(PASSAGE SHOWN):

- Opening Delimiter -

You should bathe your puppy about no more than once a month unless necessary. Puppies and adult dogs have natural oils in their coat to prevent their fur from getting brittle or damaged and to keep it soft and silky. Bathing your dog too often can strip away those oils.
How often to bathe a puppy will vary from breed to breed. A long-haired dog breed is likely to get tangled or matted fur if they go too long between baths. Frequency of baths may also change from one season to another.
Puppies are playful, curious explorers. They’re likely to find joy and adventure by splashing in mud puddles or rolling in something smelly. So, although bathing every four weeks is the average recommendation, your curious puppy may need an extra bath or two in between, and that’s okay.
When Can You Start Bathing a Puppy?
Puppies should not be bathed until around eight weeks old. Older dogs’ body temperature self-regulates, but young puppies don’t have that ability yet. A puppy less than eight weeks old might get overheated or too cold during the bathing process. Prior to them being old enough to bathe, try wiping them down with a warm, wet cloth when needed.
You can bathe your puppy at home or take them to a groomer or a self-wash station. Make sure they’re fully vaccinated prior to visiting a self-wash place. Groomers often have vaccine requirements as well.
Puppy Bathing Checklist
When the time comes to bathe your puppy for the first time, make sure you have everything you need on hand, including:
- Treats. Use puppy treats to reward them for good behavior and to help them associate bath time with things they love.
- Towel. Depending on the breed and coat of your dog, they may be quick or slow to dry, but either way, you’ll need a towel to dry them off—and maybe another for you.
- Brush. Make sure you choose an appropriate brush based on your dog’s hair (long, short, coarse, etc.). A brush can help remove loose hair and address any tangles.
- Shampoo. Choose a shampoo made specifically for dogs, as human shampoo is not suitable for their fur.

- Closing Delimiter -

(REQUIRED ACTIONS):
- a) In the puppy bathing guide, rewrite the paragraph beginning "Puppies should not be bathed until around eight weeks old" as a short bulleted list that keeps its main facts.
- b) Retype the part of the puppy bathing guide that opens with the words containing "You can bathe" and closes with "for their fur.".
- c) According to the puppy bathing guide, what should you use to clean a puppy that is too young to bathe?

(MATERIAL SUPPLIED):
- Opening Delimiter -

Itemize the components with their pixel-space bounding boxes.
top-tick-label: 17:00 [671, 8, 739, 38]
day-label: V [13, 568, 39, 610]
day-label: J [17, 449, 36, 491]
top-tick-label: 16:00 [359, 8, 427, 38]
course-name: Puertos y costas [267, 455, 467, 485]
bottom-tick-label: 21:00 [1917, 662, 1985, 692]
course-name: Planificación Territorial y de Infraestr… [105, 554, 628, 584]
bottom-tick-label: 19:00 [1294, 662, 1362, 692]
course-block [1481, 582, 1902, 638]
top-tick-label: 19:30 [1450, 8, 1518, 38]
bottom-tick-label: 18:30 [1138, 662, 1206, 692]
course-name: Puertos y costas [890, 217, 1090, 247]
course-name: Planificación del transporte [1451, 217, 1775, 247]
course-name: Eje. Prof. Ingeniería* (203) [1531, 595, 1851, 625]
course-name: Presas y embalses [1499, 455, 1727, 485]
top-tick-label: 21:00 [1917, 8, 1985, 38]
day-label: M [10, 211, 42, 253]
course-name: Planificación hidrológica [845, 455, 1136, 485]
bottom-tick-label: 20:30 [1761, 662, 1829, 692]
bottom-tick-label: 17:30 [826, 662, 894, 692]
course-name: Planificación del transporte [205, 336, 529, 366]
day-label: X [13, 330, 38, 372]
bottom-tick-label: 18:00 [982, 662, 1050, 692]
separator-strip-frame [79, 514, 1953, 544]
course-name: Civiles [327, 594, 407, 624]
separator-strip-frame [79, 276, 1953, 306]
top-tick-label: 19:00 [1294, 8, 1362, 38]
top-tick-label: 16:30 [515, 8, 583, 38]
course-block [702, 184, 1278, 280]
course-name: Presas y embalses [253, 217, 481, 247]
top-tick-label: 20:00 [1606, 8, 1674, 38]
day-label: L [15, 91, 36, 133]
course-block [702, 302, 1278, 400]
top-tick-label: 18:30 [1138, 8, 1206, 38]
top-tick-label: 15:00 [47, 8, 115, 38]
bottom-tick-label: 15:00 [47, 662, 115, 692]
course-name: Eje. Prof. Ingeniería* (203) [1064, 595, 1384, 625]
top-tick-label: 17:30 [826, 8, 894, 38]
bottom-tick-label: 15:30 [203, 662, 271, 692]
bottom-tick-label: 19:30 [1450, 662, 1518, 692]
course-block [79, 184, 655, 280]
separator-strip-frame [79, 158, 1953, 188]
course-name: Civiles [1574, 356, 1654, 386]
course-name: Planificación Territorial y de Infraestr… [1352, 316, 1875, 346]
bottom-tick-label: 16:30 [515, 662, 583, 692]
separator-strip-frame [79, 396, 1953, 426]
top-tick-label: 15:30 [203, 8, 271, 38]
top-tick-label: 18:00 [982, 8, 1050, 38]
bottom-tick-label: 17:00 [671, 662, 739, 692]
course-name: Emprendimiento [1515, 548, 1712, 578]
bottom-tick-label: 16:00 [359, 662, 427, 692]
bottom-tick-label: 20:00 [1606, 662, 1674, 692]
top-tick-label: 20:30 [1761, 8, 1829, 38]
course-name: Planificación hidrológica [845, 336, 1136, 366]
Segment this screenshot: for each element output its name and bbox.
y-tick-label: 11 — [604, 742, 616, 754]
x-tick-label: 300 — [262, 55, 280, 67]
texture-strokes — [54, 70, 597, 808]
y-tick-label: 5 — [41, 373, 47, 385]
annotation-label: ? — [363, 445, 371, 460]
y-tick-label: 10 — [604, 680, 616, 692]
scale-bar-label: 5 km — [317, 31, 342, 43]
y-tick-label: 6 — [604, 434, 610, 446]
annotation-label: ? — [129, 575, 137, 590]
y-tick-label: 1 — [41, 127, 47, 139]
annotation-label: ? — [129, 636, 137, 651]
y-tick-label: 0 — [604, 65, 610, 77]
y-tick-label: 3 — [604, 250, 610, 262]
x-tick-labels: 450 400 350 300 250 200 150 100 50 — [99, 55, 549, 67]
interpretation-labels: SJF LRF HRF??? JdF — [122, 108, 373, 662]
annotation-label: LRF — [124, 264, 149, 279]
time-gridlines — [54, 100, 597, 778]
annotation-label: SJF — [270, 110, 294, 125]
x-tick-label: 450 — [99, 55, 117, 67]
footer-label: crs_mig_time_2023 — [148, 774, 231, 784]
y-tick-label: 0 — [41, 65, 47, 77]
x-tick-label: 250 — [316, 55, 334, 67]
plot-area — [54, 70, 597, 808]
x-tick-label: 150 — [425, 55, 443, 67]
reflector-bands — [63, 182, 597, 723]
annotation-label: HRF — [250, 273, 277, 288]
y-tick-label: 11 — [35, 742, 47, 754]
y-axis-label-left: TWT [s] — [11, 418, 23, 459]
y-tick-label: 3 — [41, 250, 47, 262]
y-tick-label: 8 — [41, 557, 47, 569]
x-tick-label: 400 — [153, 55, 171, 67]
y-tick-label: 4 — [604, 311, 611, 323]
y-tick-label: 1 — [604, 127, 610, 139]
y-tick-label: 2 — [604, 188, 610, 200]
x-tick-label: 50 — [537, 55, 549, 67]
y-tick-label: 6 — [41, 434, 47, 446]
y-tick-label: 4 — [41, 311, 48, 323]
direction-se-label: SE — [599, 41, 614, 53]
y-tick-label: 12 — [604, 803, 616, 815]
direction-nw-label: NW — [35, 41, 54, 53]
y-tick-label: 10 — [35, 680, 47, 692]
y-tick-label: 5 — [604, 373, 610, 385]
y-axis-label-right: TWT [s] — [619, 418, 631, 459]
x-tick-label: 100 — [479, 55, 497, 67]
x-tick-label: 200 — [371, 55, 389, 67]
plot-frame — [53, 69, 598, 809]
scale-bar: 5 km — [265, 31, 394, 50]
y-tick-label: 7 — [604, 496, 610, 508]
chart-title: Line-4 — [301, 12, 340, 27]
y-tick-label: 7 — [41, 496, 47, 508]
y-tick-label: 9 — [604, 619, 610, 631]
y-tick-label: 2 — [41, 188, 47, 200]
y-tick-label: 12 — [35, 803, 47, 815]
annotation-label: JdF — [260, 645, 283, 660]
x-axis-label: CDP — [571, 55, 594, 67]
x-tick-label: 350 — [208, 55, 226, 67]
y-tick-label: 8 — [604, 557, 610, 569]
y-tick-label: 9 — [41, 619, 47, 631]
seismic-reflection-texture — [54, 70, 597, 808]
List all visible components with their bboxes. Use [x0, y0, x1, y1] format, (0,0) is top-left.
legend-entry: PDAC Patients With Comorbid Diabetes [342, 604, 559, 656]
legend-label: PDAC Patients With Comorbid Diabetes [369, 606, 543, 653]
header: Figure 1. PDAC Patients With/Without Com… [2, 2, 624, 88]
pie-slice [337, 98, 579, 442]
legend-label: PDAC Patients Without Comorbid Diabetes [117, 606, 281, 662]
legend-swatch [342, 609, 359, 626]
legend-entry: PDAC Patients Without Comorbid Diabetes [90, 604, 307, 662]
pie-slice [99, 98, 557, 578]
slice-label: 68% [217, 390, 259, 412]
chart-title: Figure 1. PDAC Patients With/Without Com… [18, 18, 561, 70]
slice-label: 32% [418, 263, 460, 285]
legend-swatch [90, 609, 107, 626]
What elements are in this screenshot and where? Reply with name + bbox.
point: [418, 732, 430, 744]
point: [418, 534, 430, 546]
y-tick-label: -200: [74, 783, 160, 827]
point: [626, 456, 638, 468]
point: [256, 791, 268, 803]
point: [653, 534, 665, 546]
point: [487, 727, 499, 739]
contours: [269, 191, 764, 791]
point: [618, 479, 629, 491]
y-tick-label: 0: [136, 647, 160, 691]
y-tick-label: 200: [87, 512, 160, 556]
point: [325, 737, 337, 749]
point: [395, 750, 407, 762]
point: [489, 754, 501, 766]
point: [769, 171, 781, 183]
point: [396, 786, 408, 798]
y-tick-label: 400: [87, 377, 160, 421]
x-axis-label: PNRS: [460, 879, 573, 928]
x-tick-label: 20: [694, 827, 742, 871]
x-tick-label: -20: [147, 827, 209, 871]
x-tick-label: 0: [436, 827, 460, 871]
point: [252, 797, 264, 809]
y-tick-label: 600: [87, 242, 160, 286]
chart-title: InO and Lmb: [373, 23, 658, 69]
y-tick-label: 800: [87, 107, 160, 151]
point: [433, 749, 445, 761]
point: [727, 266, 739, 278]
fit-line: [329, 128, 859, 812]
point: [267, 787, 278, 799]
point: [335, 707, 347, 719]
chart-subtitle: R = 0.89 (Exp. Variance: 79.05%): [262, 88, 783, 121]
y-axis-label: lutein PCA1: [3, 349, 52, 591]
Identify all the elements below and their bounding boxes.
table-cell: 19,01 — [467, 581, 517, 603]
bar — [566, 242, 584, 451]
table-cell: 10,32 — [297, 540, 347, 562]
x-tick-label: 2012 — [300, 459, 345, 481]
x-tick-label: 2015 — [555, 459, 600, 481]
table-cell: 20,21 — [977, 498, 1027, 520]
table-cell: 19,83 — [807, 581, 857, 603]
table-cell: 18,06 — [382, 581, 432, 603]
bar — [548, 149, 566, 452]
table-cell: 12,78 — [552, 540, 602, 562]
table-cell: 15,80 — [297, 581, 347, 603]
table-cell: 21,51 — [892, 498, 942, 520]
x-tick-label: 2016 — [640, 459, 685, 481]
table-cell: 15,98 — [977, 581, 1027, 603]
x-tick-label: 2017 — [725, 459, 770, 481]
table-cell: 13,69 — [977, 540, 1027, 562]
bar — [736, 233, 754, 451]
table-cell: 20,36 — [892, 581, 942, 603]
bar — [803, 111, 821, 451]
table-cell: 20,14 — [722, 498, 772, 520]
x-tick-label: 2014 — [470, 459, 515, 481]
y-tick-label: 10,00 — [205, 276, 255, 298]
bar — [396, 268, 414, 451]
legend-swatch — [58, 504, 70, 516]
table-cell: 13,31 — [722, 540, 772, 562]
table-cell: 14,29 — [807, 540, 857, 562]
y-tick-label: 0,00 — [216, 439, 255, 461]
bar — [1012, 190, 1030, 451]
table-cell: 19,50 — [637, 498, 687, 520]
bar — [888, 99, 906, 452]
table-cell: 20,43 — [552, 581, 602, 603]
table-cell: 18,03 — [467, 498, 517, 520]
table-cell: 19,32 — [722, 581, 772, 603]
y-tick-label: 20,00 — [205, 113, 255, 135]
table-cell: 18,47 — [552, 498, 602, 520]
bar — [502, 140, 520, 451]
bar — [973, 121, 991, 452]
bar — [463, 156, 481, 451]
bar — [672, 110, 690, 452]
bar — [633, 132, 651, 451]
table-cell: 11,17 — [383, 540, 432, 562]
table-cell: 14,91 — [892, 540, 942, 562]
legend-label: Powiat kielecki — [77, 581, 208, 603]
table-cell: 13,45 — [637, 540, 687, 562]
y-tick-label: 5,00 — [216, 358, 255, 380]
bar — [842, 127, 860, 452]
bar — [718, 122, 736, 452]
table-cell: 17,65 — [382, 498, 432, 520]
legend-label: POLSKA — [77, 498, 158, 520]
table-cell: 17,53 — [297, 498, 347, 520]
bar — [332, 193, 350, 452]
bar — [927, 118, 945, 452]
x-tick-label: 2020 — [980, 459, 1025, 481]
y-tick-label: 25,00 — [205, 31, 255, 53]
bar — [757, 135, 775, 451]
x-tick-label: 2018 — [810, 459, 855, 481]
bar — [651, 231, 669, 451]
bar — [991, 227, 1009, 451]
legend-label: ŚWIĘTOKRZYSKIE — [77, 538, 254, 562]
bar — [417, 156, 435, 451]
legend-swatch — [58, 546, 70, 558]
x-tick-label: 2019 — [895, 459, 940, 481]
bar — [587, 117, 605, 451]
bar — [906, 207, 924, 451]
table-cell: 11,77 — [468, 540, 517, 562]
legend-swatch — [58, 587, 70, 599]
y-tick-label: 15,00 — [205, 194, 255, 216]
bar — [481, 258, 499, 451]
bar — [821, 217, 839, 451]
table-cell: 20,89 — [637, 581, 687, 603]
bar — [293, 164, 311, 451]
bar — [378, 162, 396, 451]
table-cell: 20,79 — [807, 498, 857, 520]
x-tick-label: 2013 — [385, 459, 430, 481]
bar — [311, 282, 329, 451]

- Closing Delimiter -

(ANSWERS PROVIDED):
- a)
- Wait until a puppy is around eight weeks old before bathing it.
- Older dogs regulate their own body temperature, but young puppies can't yet.
- A puppy under eight weeks might get overheated or too cold during a bath.
- Until then, wipe the puppy down with a warm, wet cloth when needed.

- b)
You can bathe your puppy at home or take them to a groomer or a self-wash station. Make sure they’re fully vaccinated prior to visiting a self-wash place. Groomers often have vaccine requirements as well.
Puppy Bathing Checklist
When the time comes to bathe your puppy for the first time, make sure you have everything you need on hand, including:
- Treats. Use puppy treats to reward them for good behavior and to help them associate bath time with things they love.
- Towel. Depending on the breed and coat of your dog, they may be quick or slow to dry, but either way, you’ll need a towel to dry them off—and maybe another for you.
- Brush. Make sure you choose an appropriate brush based on your dog’s hair (long, short, coarse, etc.). A brush can help remove loose hair and address any tangles.
- Shampoo. Choose a shampoo made specifically for dogs, as human shampoo is not suitable for their fur.

- c) A warm, wet cloth.